Extracted data entries:
---

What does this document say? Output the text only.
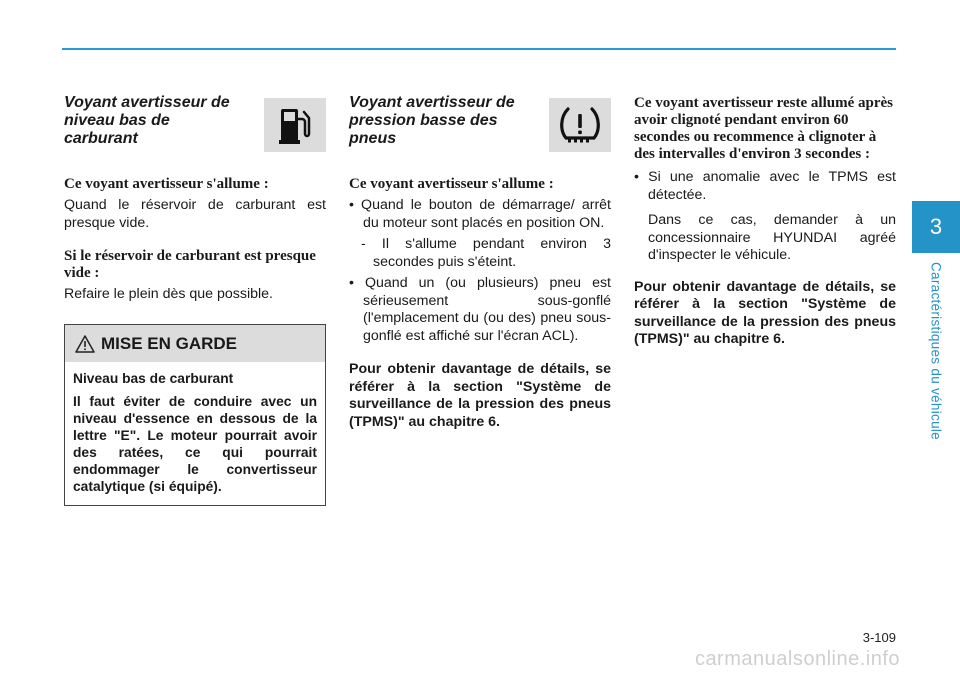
3
Caractéristiques du véhicule

Voyant avertisseur de niveau bas de carburant

Ce voyant avertisseur s'allume :

Quand le réservoir de carburant est presque vide.

Si le réservoir de carburant est presque vide :

Refaire le plein dès que possible.

MISE EN GARDE

Niveau bas de carburant

Il faut éviter de conduire avec un niveau d'essence en dessous de la lettre "E". Le moteur pourrait avoir des ratées, ce qui pourrait endommager le convertisseur catalytique (si équipé).

Voyant avertisseur de pression basse des pneus

Ce voyant avertisseur s'allume :

• Quand le bouton de démarrage/ arrêt du moteur sont placés en position ON.

- Il s'allume pendant environ 3 secondes puis s'éteint.

• Quand un (ou plusieurs) pneu est sérieusement sous-gonflé (l'emplacement du (ou des) pneu sous-gonflé est affiché sur l'écran ACL).

Pour obtenir davantage de détails, se référer à la section "Système de surveillance de la pression des pneus (TPMS)" au chapitre 6.

Ce voyant avertisseur reste allumé après avoir clignoté pendant environ 60 secondes ou recommence à clignoter à des intervalles d'environ 3 secondes :

• Si une anomalie avec le TPMS est détectée.

Dans ce cas, demander à un concessionnaire HYUNDAI agréé d'inspecter le véhicule.

Pour obtenir davantage de détails, se référer à la section "Système de surveillance de la pression des pneus (TPMS)" au chapitre 6.

3-109
carmanualsonline.info
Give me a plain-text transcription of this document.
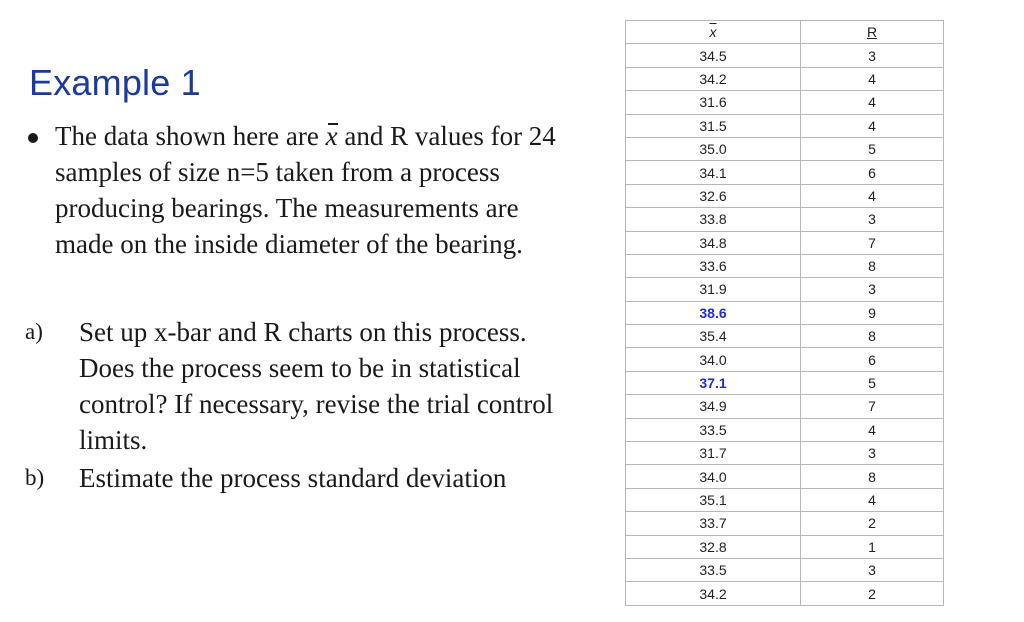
Example 1
The data shown here are x and R values for 24 samples of size n=5 taken from a process producing bearings. The measurements are made on the inside diameter of the bearing.
a) Set up x-bar and R charts on this process. Does the process seem to be in statistical control? If necessary, revise the trial control limits.
b) Estimate the process standard deviation
$\overline{x}$	R
34.5	3
34.2	4
31.6	4
31.5	4
35.0	5
34.1	6
32.6	4
33.8	3
34.8	7
33.6	8
31.9	3
38.6	9
35.4	8
34.0	6
37.1	5
34.9	7
33.5	4
31.7	3
34.0	8
35.1	4
33.7	2
32.8	1
33.5	3
34.2	2
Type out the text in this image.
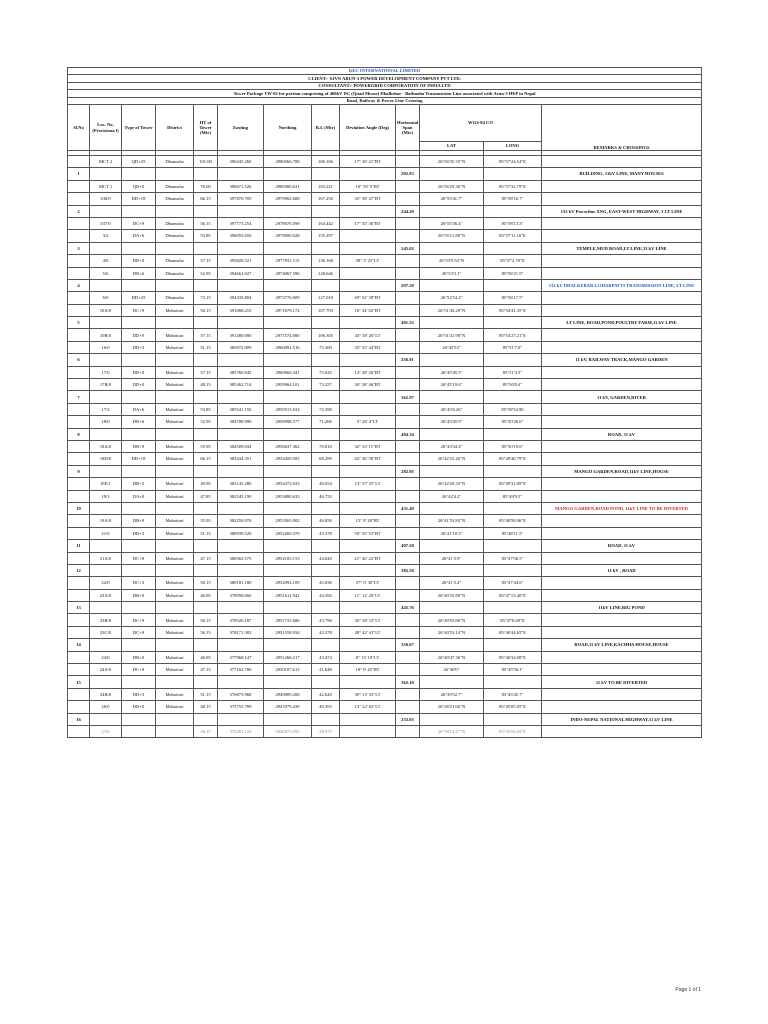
KEC INTERNATIONAL LIMITED												
CLIENT:- SJVN ARUN-3 POWER DEVELOPMENT COMPANY PVT LTD.												
CONSULTANT:- POWERGRID CORPORATION OF INDIA LTD												
Tower Package TW-02 for portion comprising of 400kV DC (Quad Moose) Dhalkebar - Bathnaha Transmission Line associated with Arun-3 HEP in Nepal												
Road, Railway & Power Line Crossing												
Sl.No	Loc. No. (Provisiona l)	Type of Tower	District	HT of Tower (Mtr)	Easting	Northing	R.L (Mtr)	Deviation Angle (Deg)	Horizontal Span (Mtr)	WGS-84 CO		REMARKS & CROSSINGS
										LAT	LONG	

	MCT 2	QD+25	Dhanusha	101.00	396445.260	2980566.708	186.106	17° 16' 21"RT		26°56'35.35"N	85°57'24.54"E	
1									292.83			BUILDING, 11kV LINE, MANY HOUSES
	MCT 1	QD+0	Dhanusha	76.00	396671.526	2980380.631	183.221	10° 59' 5"RT		26°56'29.36"N	85°57'32.79"E	
	336/0	DD+18	Dhanusha	66.15	397870.705	2979902.608	167.250	35° 58' 47"RT		26°55'41.7"	85°58'16.7"	
2									244.29			132 kV Powerline XNG, EAST-WEST HIGHWAY, 3 LT LINE
	337/0	DC+9	Dhanusha	56.15	397773.254	2978676.599	164.442	17° 53' 36"RT		26°55'36.4"	85°58'13.3"	
	3/2	DA+6	Dhanusha	53.85	396055.650	2978000.028	155.297			26°55'11.88"N	85°57'11.16"E	
3									245.02			TEMPLE,MUD ROAD,LT LINE,33 kV LINE
	4/0	DD+9	Dhanusha	57.15	395820.521	2977931.115	136.168	58° 5' 23"LT		26°53'9.54"N	85°57'2.70"E	
	5/6	DB+6	Dhanusha	52.95	394661.027	2974067.596	128.646			26°53'3.1"	85°56'21.9"	
4									297.59			132 kV DHALKEBAR-LOHARPATTI TRANSMISSION LINE, LT LINE
	6/0	DD+25	Dhanusha	73.15	394335.804	2973776.009	127.018	49° 52' 39"RT		26°52'54.2"	85°56'17.5"	
	10A/0	DC+9	Mahottari	56.15	391868.210	2971679.172	107.793	16° 34' 02"RT		26°51'45.29"N	85°54'41.35"E	
5									401.52			LT LINE, ROAD,POND,POULTRY FARM,11 kV LINE
	10B/0	DD+9	Mahottari	57.15	391480.690	2971574.080	106.305	43° 58' 26"LT		26°51'41.98"N	85°54'27.21"E	
	16/0	DD+3	Mahottari	51.15	385872.909	2960091.516	75.300	35° 53' 44"RT		26°45'53"	85°51'7.6"	
6									256.91			11 kV, RAILWAY TRACK,MANGO GARDEN
	17/0	DD+9	Mahottari	57.15	385760.845	2960660.341	75.025	14° 28' 26"RT		26°45'45.5"	85°51'3.5"	
	17B/0	DD+0	Mahottari	48.15	385462.714	2959964.101	73.257	30° 28' 46"RT		26°45'19.6"	85°50'0.4"	
7									362.97			11 kV, GARDEN,RIVER
	17/3	DA+6	Mahottari	53.85	385541.150	2959515.633	72.398			26°45'6.26"	85°50'54.90	
	18/0	DB+6	Mahottari	52.95	384708.990	2956998.577	71.206	5° 26' 4"LT		26°43'45.9"	85°50'26.6"	
8									404.34			ROAD, 11 kV
	18A/0	DB+9	Mahottari	55.95	384509.034	2956637.362	70.816	32° 33' 11"RT		26°43'34.4"	85°50'19.6"	
	18D/0	DD+18	Mahottari	66.15	383434.351	2954459.583	68.299	42° 36' 58"RT		26°42'25.26"N	85°49'40.79"E	
9									282.95			MANGO GARDEN,ROAD,11kV LINE,HOUSE
	18E/1	DB+3	Mahottari	49.95	383145.280	2954372.023	48.054	13° 57' 55"LT		26°42'20.33"N	85°49'31.09"E	
	19/1	DA+0	Mahottari	47.85	382545.190	2953880.633	46.752			26°42'4.2"	85°49'9.5"	
10									431.49			MANGO GARDEN,ROAD POND, 11kV LINE TO BE DIVERTED
	19A/0	DB+9	Mahottari	55.95	382250.976	2953565.002	46.858	15° 9' 28"RT		26°41'53.83"N	85°48'58.96"E	
	21/0	DD+3	Mahottari	51.15	380939.520	2952260.370	45.378	50° 35' 53"RT		26°41'10.5"	85°48'11.5"	
11									407.50			ROAD, 11 kV
	21A/0	DC+0	Mahottari	47.15	380563.575	2952103.153	44.620	21° 26' 22"RT		26°41'3.9"	85°47'56.5"	
12									382.50			11 kV , ROAD
	22/0	DC+3	Mahottari	50.15	380181.180	2952094.109	45.036	57° 0' 30"LT		26°41'3.4"	85°47'44.6"	
	23A/0	DB+0	Mahottari	46.95	378958.660	2951611.942	44.582	11° 12' 26"LT		26°40'35.80"N	85°47'13.40"E	
13									445.76			11kV LINE,BIG POND
	23B/0	DC+9	Mahottari	56.15	378520.187	2951731.686	43.796	35° 38' 13"LT		26°40'55.86"N	85°47'0.69"E	
	23C/0	DC+9	Mahottari	56.15	378171.302	2951558.934	43.378	28° 42' 41"LT		26°40'53.14"N	85°46'44.65"E	
14									356.67			ROAD,11 kV LINE,KACHHA HOUSE,HOUSE
	24/0	DB+0	Mahottari	46.95	377968.147	2951266.217	43.474	0° 13' 19"LT		26°40'47.36"N	85°46'32.08"E	
	24A/0	DC+0	Mahottari	47.15	377162.786	2950107.613	41.648	18° 0' 45"RT		26°40'0"	85°45'56.1"	
15									362.10			11 kV TO BE DIVERTED
	24B/0	DD+3	Mahottari	51.15	376873.968	2949089.206	42.620	39° 13' 53"LT		26°39'52.7"	85°45'45.7"	
	26/0	DD+0	Mahottari	48.15	375755.789	2947079.439	40.393	13° 22' 02"LT		26°38'21.66"N	85°45'05.05"E	
16									233.03			INDO-NEPAL NATIONAL HIGHWAY,11 kV LINE
	27/0			48.15	375491.124	2946873.055	38.973			26°38'14.27"N	85°45'04.05"E	
Page 1 of 1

---

Set problem: Every line in the data above that contains "réservoir" needs to be copied.

Final result:
Quand le réservoir de carburant est presque vide.
Si le réservoir de carburant est presque vide :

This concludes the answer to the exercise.